▶ [Task goal] Identify the lines holding "right" and copy them.

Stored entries

--------------------------------------------------

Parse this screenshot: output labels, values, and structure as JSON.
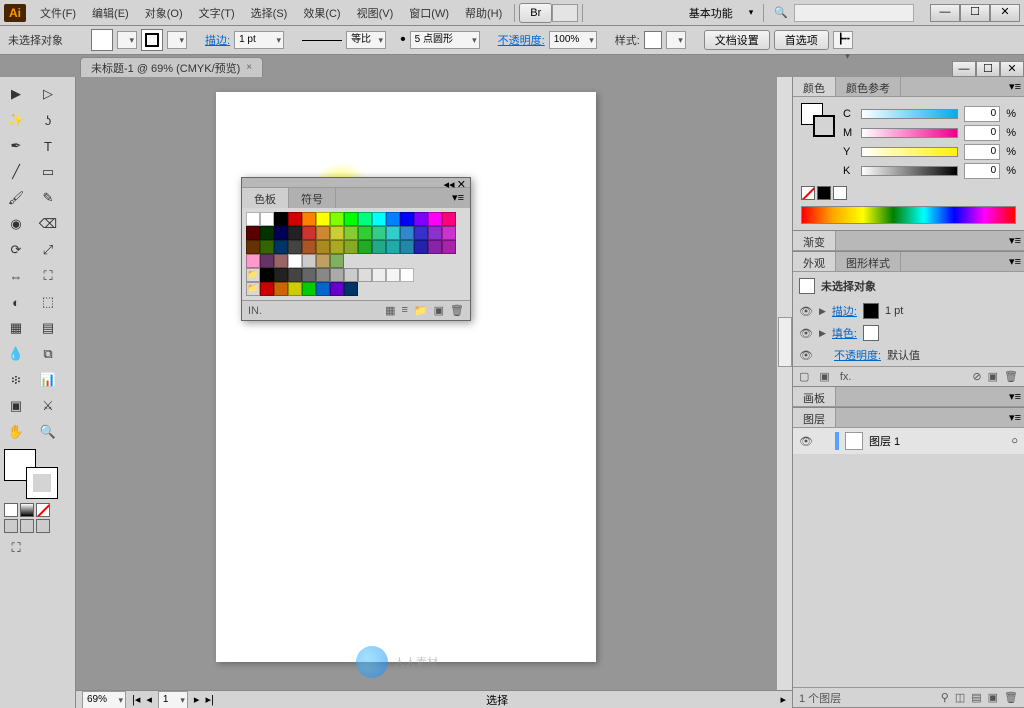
{
  "app": {
    "logo": "Ai"
  },
  "menu": {
    "items": [
      "文件(F)",
      "编辑(E)",
      "对象(O)",
      "文字(T)",
      "选择(S)",
      "效果(C)",
      "视图(V)",
      "窗口(W)",
      "帮助(H)"
    ],
    "br_btn": "Br",
    "workspace": "基本功能",
    "search_placeholder": ""
  },
  "window_buttons": {
    "min": "—",
    "max": "☐",
    "close": "✕"
  },
  "controlbar": {
    "selection": "未选择对象",
    "stroke_label": "描边:",
    "stroke_weight": "1 pt",
    "scale_label": "等比",
    "brush_label": "5 点圆形",
    "opacity_label": "不透明度:",
    "opacity_value": "100%",
    "style_label": "样式:",
    "doc_settings": "文档设置",
    "prefs": "首选项"
  },
  "doc_tab": {
    "title": "未标题-1 @ 69% (CMYK/预览)",
    "close": "×"
  },
  "swatches_panel": {
    "tabs": [
      "色板",
      "符号"
    ],
    "colors": [
      [
        "#ffffff",
        "#fefefe",
        "#000000",
        "#d30000",
        "#ff7f00",
        "#ffff00",
        "#7fff00",
        "#00ff00",
        "#00ff7f",
        "#00ffff",
        "#007fff",
        "#0000ff",
        "#7f00ff",
        "#ff00ff",
        "#ff007f"
      ],
      [
        "#5b0000",
        "#003300",
        "#000055",
        "#222222",
        "#cc3333",
        "#cc8833",
        "#cccc33",
        "#88cc33",
        "#33cc33",
        "#33cc88",
        "#33cccc",
        "#3388cc",
        "#3333cc",
        "#8833cc",
        "#cc33cc"
      ],
      [
        "#663300",
        "#336600",
        "#003366",
        "#444444",
        "#aa5522",
        "#aa8822",
        "#aaaa22",
        "#88aa22",
        "#22aa22",
        "#22aa88",
        "#22aaaa",
        "#2288aa",
        "#2222aa",
        "#8822aa",
        "#aa22aa"
      ],
      [
        "#ff99cc",
        "#663366",
        "#996666",
        "#ffffff",
        "#cccccc",
        "#c0a060",
        "#80b060"
      ],
      [
        "#000000",
        "#222222",
        "#444444",
        "#666666",
        "#888888",
        "#aaaaaa",
        "#cccccc",
        "#dddddd",
        "#eeeeee",
        "#f5f5f5",
        "#ffffff"
      ],
      [
        "#cc0000",
        "#cc6600",
        "#cccc00",
        "#00cc00",
        "#0066cc",
        "#6600cc",
        "#003366"
      ]
    ],
    "footer": "IN."
  },
  "status": {
    "zoom": "69%",
    "page": "1",
    "tool": "选择"
  },
  "panel_color": {
    "tabs": [
      "颜色",
      "颜色参考"
    ],
    "rows": [
      {
        "label": "C",
        "bg": "linear-gradient(to right,#fff,#00aeef)",
        "val": "0",
        "pct": "%"
      },
      {
        "label": "M",
        "bg": "linear-gradient(to right,#fff,#ec008c)",
        "val": "0",
        "pct": "%"
      },
      {
        "label": "Y",
        "bg": "linear-gradient(to right,#fff,#fff200)",
        "val": "0",
        "pct": "%"
      },
      {
        "label": "K",
        "bg": "linear-gradient(to right,#fff,#000000)",
        "val": "0",
        "pct": "%"
      }
    ]
  },
  "panel_gradient": {
    "tab": "渐变"
  },
  "panel_appearance": {
    "tabs": [
      "外观",
      "图形样式"
    ],
    "title": "未选择对象",
    "rows": [
      {
        "label": "描边:",
        "val": "1 pt",
        "swatch": "#000000"
      },
      {
        "label": "填色:",
        "val": "",
        "swatch": "#ffffff"
      }
    ],
    "opacity_row": {
      "label": "不透明度:",
      "val": "默认值"
    },
    "footer_fx": "fx."
  },
  "panel_artboards": {
    "tab": "画板"
  },
  "panel_layers": {
    "tab": "图层",
    "layer_name": "图层 1",
    "footer": "1 个图层"
  },
  "watermark": "人人素材"
}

--------------------------------------------------

▶ [Output for this exercise]
        "bg": "linear-gradient(to right,#fff,#00aeef)",
        "bg": "linear-gradient(to right,#fff,#ec008c)",
        "bg": "linear-gradient(to right,#fff,#fff200)",
        "bg": "linear-gradient(to right,#fff,#000000)",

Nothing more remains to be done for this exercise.